+++ RECORDED DATA +++

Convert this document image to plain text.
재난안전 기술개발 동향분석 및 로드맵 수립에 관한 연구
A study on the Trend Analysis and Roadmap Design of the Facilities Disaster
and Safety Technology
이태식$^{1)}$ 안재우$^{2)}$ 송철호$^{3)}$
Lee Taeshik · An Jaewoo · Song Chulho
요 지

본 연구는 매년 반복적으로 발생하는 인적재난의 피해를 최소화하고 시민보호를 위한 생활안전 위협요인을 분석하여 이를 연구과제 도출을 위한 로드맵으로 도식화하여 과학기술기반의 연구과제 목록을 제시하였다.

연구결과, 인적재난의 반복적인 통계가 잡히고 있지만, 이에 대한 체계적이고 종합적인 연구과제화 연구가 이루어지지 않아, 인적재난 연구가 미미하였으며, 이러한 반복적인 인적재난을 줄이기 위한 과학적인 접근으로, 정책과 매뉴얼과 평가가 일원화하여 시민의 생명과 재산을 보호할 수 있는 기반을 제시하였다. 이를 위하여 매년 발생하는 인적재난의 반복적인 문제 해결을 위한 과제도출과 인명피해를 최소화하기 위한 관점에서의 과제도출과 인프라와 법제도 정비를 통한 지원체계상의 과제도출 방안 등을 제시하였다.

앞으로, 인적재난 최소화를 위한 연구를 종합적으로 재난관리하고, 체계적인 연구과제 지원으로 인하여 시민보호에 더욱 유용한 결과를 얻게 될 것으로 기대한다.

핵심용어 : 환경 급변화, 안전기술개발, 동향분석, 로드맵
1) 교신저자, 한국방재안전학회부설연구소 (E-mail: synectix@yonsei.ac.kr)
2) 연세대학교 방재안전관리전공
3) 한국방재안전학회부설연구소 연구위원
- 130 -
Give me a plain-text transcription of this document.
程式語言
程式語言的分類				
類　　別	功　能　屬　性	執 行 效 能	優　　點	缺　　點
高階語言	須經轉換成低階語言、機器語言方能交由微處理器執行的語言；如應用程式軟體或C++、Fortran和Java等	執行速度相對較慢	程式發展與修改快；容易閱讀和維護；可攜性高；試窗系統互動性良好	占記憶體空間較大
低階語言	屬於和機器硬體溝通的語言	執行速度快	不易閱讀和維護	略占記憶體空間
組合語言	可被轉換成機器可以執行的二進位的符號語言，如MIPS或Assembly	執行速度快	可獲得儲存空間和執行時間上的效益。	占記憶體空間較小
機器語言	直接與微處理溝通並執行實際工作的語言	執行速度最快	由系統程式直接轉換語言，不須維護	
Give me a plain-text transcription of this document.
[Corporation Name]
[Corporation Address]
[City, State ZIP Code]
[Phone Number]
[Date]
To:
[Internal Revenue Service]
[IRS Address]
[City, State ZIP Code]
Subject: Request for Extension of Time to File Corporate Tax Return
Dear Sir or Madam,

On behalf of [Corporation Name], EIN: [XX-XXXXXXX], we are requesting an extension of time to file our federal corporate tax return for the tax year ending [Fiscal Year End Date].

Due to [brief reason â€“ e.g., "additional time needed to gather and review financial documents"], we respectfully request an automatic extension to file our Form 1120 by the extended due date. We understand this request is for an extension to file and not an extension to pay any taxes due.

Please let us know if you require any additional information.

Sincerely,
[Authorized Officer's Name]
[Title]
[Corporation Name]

+++

* DESCRIPTION OF THE TASK *
Figure out how many lines of the data above include "Corporation", then give the number and nothing more.

* TASK SOLUTION *
4